Data records:

========

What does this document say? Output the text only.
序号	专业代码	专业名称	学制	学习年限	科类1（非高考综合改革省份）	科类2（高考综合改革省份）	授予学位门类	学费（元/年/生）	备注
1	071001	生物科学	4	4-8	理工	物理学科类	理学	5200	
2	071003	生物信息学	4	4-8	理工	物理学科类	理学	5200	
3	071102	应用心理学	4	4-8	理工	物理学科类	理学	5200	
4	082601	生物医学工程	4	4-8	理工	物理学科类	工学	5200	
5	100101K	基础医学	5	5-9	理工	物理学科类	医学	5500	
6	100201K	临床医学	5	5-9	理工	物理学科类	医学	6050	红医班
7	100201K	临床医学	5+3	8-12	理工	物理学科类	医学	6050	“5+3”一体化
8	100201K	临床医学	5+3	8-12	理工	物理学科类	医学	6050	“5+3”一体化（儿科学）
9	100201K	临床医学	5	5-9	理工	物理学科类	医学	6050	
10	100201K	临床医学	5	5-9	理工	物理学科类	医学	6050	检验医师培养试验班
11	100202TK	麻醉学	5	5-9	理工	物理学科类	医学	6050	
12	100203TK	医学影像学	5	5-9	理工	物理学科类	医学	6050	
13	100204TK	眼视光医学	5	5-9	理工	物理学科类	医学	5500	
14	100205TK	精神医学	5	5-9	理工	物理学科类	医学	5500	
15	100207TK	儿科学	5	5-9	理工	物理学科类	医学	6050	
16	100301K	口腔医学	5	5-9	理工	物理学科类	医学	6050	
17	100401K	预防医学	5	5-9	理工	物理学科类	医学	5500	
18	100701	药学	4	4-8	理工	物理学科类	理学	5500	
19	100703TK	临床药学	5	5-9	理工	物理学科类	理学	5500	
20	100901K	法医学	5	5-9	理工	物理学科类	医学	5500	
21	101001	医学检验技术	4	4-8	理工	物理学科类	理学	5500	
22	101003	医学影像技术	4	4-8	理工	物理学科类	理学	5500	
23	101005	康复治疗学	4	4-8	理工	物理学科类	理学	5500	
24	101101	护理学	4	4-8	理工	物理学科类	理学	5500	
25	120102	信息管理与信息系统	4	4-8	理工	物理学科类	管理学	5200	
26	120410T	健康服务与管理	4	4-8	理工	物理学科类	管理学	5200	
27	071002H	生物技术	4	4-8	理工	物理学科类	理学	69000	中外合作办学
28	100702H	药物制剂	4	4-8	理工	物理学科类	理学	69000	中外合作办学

========

Your objective: Repeat the material word for word, in full.

Answer to this exercise:
What does this document say? Output the text only.
序号	专业代码	专业名称	学制	学习年限	科类1（非高考综合改革省份）	科类2（高考综合改革省份）	授予学位门类	学费（元/年/生）	备注
1	071001	生物科学	4	4-8	理工	物理学科类	理学	5200	
2	071003	生物信息学	4	4-8	理工	物理学科类	理学	5200	
3	071102	应用心理学	4	4-8	理工	物理学科类	理学	5200	
4	082601	生物医学工程	4	4-8	理工	物理学科类	工学	5200	
5	100101K	基础医学	5	5-9	理工	物理学科类	医学	5500	
6	100201K	临床医学	5	5-9	理工	物理学科类	医学	6050	红医班
7	100201K	临床医学	5+3	8-12	理工	物理学科类	医学	6050	“5+3”一体化
8	100201K	临床医学	5+3	8-12	理工	物理学科类	医学	6050	“5+3”一体化（儿科学）
9	100201K	临床医学	5	5-9	理工	物理学科类	医学	6050	
10	100201K	临床医学	5	5-9	理工	物理学科类	医学	6050	检验医师培养试验班
11	100202TK	麻醉学	5	5-9	理工	物理学科类	医学	6050	
12	100203TK	医学影像学	5	5-9	理工	物理学科类	医学	6050	
13	100204TK	眼视光医学	5	5-9	理工	物理学科类	医学	5500	
14	100205TK	精神医学	5	5-9	理工	物理学科类	医学	5500	
15	100207TK	儿科学	5	5-9	理工	物理学科类	医学	6050	
16	100301K	口腔医学	5	5-9	理工	物理学科类	医学	6050	
17	100401K	预防医学	5	5-9	理工	物理学科类	医学	5500	
18	100701	药学	4	4-8	理工	物理学科类	理学	5500	
19	100703TK	临床药学	5	5-9	理工	物理学科类	理学	5500	
20	100901K	法医学	5	5-9	理工	物理学科类	医学	5500	
21	101001	医学检验技术	4	4-8	理工	物理学科类	理学	5500	
22	101003	医学影像技术	4	4-8	理工	物理学科类	理学	5500	
23	101005	康复治疗学	4	4-8	理工	物理学科类	理学	5500	
24	101101	护理学	4	4-8	理工	物理学科类	理学	5500	
25	120102	信息管理与信息系统	4	4-8	理工	物理学科类	管理学	5200	
26	120410T	健康服务与管理	4	4-8	理工	物理学科类	管理学	5200	
27	071002H	生物技术	4	4-8	理工	物理学科类	理学	69000	中外合作办学
28	100702H	药物制剂	4	4-8	理工	物理学科类	理学	69000	中外合作办学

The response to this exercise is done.